Jackson v. Lamb

121 Ga. App. 44 | Ga. Ct. App. | 1970

Hall, Presiding Judge.

The propounder in a proceeding to have a conformed copy established as his deceased wife’s lost or destroyed will, appeals from a superior court jury verdict for the caveators, who had .appealed a finding for the will from the court of ordinary.

In order to reach the only issue all parties agree to be important, we shall assume without deciding that the writing offered was a true copy of the properly drawn and executed will of testatrix, in which propounder was named sole beneficiary. Along with other important papers, the original had been kept for several years in her son-in-law’s safe deposit box. Whether it was removed before or after her death is in dispute under the testimony of propounder and the son-in-law. However, both said the will was in perfect condition at the time it was returned to propounder.

Over a continuing objection, the court admitted the testimony of several witnesses (including some of the caveators) which related post-testamentary declarations of the testatrix to the effect that she wanted her children and grandchildren to have her property—to share it equally and keep it in the family. The court also allowed caveator Patricia Lamb to testify she had seen her mother tear up and throw away some papers, similar in size to a will, but that she did not know what the papers were. She also testified to statements her mother made that same day concerning her wishes as to the disposition of her property.

1. Most of propounder’s enumerations of error deal with the admission of these declarations. He contends that declarations of intention or desire by a testator, not accompanied by an overt act such as the burning, tearing or obliterating of the will, are not competent as evidence on the issue of revocation. Hargroves v. Redd, 43 Ga. 142 (6); Kimsey v. Allison, 120 Ga. 413 (47 SE 899); Pennington v. Perry, 156 *45Ga. 103 (118 SE 710); Mallery v. Young, 94 Ga. 804 (22 SE 142). He further contends that Mrs. Lamb’s testimony on the tearing of papers was not evidence of such an overt act as she could not identify the papers as her mother’s will; therefore, even the declarations accompanying that incident would be inadmissible under the above rule.

Propounder’s authority, while correct for the general proposition, all deals with probate of original wills and is immediately distinguishable from the factual situation here. Code § 113-611 provides: “If a will shall be destroyed without the consent of the testator, or shall be lost or destroyed subsequent to the death of the testator, a copy of the same, clearly proved to be such by the subscribing witnesses and other evidence, may be admitted to probate and record in lieu of the original; but in every such case the presumption is of revocation by the testator, and that presumption must be rebutted by proof.”

In a similar factual situation, Saliba v. Saliba, 202 Ga. 791, 798 (44 SE2d 744) interpreted this section: “In every case wherein it is sought to have admitted to probate and record a copy of a lost or destroyed will in lieu of the original, the propounder is confronted with the presumption that the will was revoked by the testator. . . In such a case, declarations of the testator are in this State admissible in evidence either to support or to rebut such presumption, although made at any time between the making of the will and the death of the testator, and although they are not shown to have accompanied any particular act of revocation or attempted revocation; their admissibility not depending upon res gestae.”

» **Tasks for this exercise**:
A – Print the passage of the court opinion starting at "121 Ga. App." and ending at "returned to propounder.".
B – In the court opinion, where had the original will been kept for several years?
C – Pick up the court opinion after its final sentence and carry it further.
The listings have no role in any of this.

(Listings of element locations)
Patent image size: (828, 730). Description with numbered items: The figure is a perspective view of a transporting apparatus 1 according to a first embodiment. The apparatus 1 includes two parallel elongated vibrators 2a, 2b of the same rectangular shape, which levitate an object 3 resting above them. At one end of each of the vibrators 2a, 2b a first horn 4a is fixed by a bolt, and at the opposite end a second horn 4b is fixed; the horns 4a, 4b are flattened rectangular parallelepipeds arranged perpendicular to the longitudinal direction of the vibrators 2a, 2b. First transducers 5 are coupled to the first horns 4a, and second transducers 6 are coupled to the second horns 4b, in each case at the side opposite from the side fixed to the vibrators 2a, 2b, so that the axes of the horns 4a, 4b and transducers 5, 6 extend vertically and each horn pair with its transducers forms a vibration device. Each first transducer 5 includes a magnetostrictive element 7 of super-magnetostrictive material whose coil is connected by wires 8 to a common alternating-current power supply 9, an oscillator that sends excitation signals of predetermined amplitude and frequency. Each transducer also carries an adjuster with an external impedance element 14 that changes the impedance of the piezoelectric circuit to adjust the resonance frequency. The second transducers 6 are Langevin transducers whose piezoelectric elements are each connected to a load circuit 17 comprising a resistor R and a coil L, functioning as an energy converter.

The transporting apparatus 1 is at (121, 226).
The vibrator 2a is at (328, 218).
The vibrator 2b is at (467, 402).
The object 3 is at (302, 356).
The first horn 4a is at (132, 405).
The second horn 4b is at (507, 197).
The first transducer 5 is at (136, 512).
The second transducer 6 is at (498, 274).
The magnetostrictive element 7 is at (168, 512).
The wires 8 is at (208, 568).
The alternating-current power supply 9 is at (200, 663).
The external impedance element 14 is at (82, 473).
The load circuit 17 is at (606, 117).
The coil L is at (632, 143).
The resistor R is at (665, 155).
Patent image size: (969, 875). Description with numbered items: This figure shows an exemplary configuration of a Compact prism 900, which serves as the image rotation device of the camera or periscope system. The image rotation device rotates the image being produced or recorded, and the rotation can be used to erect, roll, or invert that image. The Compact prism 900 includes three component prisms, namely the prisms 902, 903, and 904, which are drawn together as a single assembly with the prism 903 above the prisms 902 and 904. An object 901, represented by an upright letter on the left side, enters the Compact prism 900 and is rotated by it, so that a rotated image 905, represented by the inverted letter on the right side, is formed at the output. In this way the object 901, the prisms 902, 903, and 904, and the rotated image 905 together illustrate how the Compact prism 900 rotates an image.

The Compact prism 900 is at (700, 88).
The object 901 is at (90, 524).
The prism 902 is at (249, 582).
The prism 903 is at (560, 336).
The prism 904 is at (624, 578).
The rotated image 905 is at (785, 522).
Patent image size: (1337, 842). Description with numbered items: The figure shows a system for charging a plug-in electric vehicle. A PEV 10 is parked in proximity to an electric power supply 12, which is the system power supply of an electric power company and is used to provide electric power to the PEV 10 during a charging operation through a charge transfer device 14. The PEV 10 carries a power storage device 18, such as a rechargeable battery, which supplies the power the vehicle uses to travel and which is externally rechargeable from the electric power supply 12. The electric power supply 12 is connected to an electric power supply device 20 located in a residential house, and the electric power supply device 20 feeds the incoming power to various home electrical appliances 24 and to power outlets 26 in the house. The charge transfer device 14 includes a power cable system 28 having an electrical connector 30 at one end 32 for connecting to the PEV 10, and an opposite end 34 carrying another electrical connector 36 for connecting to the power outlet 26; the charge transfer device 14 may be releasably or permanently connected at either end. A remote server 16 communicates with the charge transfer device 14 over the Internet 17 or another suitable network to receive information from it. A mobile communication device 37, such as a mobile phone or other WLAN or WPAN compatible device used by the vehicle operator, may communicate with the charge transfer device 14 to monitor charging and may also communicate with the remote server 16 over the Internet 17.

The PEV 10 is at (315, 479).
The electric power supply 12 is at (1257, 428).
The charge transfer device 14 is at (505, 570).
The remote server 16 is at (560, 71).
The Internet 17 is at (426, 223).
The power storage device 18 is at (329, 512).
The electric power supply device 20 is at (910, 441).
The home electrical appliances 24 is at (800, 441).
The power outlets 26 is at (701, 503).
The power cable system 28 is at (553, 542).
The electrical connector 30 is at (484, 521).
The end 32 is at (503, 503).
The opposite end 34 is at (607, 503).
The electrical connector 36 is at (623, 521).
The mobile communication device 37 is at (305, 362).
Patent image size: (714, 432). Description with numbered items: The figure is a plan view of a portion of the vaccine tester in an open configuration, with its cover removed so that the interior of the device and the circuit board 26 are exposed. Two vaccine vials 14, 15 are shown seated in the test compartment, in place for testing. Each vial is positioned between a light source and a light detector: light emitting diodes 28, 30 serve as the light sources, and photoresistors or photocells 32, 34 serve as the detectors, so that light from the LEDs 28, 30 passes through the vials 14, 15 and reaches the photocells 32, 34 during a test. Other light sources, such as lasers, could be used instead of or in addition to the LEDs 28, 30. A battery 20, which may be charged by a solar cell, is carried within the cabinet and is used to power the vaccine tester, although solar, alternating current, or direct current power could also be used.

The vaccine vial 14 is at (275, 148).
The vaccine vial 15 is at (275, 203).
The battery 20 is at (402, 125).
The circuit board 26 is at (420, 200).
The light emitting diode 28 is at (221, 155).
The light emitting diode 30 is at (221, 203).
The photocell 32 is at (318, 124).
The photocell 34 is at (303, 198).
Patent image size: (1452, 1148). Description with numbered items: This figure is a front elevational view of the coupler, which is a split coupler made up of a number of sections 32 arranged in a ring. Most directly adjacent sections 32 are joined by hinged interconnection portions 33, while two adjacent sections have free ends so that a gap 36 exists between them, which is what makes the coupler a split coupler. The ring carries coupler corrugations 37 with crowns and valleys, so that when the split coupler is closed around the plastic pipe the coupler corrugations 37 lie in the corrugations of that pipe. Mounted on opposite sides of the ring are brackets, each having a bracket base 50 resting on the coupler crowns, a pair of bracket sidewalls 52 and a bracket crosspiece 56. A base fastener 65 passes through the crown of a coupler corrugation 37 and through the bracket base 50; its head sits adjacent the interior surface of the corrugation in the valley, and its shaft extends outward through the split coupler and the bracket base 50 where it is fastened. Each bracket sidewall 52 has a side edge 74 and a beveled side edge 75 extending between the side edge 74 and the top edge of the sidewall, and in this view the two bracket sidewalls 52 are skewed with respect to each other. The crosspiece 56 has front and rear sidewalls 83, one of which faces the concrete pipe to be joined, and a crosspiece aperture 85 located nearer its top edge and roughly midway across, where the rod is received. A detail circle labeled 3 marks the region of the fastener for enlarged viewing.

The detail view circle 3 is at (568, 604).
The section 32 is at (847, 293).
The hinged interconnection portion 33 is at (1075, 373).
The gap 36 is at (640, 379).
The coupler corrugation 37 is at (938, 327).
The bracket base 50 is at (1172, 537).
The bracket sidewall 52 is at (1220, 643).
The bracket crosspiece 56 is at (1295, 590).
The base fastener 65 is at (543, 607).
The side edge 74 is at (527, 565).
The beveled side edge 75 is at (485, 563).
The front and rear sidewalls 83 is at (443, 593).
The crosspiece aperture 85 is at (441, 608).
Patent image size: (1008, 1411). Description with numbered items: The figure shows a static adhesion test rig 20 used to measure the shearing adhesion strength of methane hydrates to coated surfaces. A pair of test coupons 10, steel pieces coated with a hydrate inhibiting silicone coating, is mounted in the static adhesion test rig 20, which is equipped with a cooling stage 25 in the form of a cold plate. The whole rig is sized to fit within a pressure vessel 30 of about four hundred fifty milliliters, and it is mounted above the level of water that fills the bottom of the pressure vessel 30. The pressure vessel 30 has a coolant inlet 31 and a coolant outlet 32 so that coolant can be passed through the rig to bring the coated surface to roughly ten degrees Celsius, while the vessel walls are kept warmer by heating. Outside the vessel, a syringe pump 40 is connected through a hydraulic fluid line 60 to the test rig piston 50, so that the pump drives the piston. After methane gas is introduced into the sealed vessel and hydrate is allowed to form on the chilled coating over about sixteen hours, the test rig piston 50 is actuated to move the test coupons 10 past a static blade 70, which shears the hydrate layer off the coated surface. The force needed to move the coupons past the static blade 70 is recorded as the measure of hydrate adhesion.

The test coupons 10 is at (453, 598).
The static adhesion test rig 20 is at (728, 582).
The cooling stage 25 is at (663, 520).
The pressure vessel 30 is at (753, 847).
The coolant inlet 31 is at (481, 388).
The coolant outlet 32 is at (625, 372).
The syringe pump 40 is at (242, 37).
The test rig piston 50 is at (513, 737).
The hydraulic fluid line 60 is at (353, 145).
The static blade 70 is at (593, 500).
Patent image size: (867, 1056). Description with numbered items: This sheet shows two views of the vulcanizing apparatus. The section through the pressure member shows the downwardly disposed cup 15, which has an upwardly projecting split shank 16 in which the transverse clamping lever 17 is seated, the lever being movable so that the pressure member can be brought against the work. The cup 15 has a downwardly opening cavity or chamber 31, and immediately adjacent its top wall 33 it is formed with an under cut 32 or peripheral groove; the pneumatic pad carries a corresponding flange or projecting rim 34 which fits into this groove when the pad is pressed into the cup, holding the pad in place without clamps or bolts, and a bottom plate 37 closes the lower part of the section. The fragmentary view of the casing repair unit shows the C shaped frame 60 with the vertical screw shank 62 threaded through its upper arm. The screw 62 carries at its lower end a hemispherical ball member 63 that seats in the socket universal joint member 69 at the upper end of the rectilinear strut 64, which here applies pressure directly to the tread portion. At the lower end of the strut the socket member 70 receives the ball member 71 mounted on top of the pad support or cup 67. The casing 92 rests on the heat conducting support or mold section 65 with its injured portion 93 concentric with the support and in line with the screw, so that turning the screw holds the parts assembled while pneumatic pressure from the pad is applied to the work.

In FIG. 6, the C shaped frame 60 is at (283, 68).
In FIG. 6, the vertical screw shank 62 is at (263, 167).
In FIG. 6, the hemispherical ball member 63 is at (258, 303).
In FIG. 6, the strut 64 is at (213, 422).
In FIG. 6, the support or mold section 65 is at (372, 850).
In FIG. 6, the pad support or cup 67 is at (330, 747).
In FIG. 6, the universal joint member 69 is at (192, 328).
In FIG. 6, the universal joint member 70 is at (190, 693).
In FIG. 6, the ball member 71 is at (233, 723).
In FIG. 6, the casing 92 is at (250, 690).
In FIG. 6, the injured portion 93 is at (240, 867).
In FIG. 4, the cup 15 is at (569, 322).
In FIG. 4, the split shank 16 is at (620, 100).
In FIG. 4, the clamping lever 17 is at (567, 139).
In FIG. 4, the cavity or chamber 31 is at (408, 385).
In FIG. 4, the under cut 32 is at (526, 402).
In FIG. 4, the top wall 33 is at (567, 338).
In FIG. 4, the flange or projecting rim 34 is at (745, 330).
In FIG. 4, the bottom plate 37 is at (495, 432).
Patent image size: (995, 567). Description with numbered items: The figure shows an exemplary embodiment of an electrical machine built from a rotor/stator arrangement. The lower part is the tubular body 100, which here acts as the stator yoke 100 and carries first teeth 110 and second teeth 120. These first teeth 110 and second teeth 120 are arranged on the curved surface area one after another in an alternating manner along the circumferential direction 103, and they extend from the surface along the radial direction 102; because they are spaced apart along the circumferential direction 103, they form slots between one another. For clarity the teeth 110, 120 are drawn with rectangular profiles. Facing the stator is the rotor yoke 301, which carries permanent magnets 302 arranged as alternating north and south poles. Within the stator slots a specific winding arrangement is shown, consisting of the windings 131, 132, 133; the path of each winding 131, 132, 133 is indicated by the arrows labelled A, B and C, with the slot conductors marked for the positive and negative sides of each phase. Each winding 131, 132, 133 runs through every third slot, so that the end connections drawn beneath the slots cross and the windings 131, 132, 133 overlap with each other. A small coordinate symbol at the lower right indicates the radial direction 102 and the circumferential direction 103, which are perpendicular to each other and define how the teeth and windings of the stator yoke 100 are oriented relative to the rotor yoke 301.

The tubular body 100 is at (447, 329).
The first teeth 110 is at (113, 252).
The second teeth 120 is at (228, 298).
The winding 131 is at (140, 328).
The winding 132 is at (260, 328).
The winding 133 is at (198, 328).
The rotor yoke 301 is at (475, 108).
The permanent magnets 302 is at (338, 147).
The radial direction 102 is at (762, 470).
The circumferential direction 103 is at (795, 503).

» **Final results**:
A –
121 Ga. App. 44 | Ga. Ct. App. | 1970

Hall, Presiding Judge.

The propounder in a proceeding to have a conformed copy established as his deceased wife’s lost or destroyed will, appeals from a superior court jury verdict for the caveators, who had .appealed a finding for the will from the court of ordinary.

In order to reach the only issue all parties agree to be important, we shall assume without deciding that the writing offered was a true copy of the properly drawn and executed will of testatrix, in which propounder was named sole beneficiary. Along with other important papers, the original had been kept for several years in her son-in-law’s safe deposit box. Whether it was removed before or after her death is in dispute under the testimony of propounder and the son-in-law. However, both said the will was in perfect condition at the time it was returned to propounder.

B – In the son-in-law's safe deposit box.

C –
Propounder’s testimony that the will was in existence subsequent to the death of testatrix does not prevent the presumption from arising. It is merely evidence in rebuttal and “whether the presumption has been overcome is for determination by the jury in view of all of the evidence and circumstances in the case, and the credibility attributed by the jury to the witnesses.” Wood v. Achey, 147 Ga. 571 (3) (94 SE 1021). The court did not err in admitting the declarations.

2. Propounder enumerates the admission of Mrs. Lamb’s testimony on the paper-tearing incident as having no probative value and as being highly prejudicial. We believe it is ad*46missible as a circumstance in support of the presumption of revocation under the same reasoning as the declarations. The weight to be attached is, of course, for the jury.

Submitted- January 13, 1970 Decided January 21, 1970. E. J. Clower, for appellant. Cook ■& Palmour, A. Cecil Palmour, for appellees.

3. Several of propounder’s enumerations on portions of the court’s charge are without merit for the reasones stated in Division 1.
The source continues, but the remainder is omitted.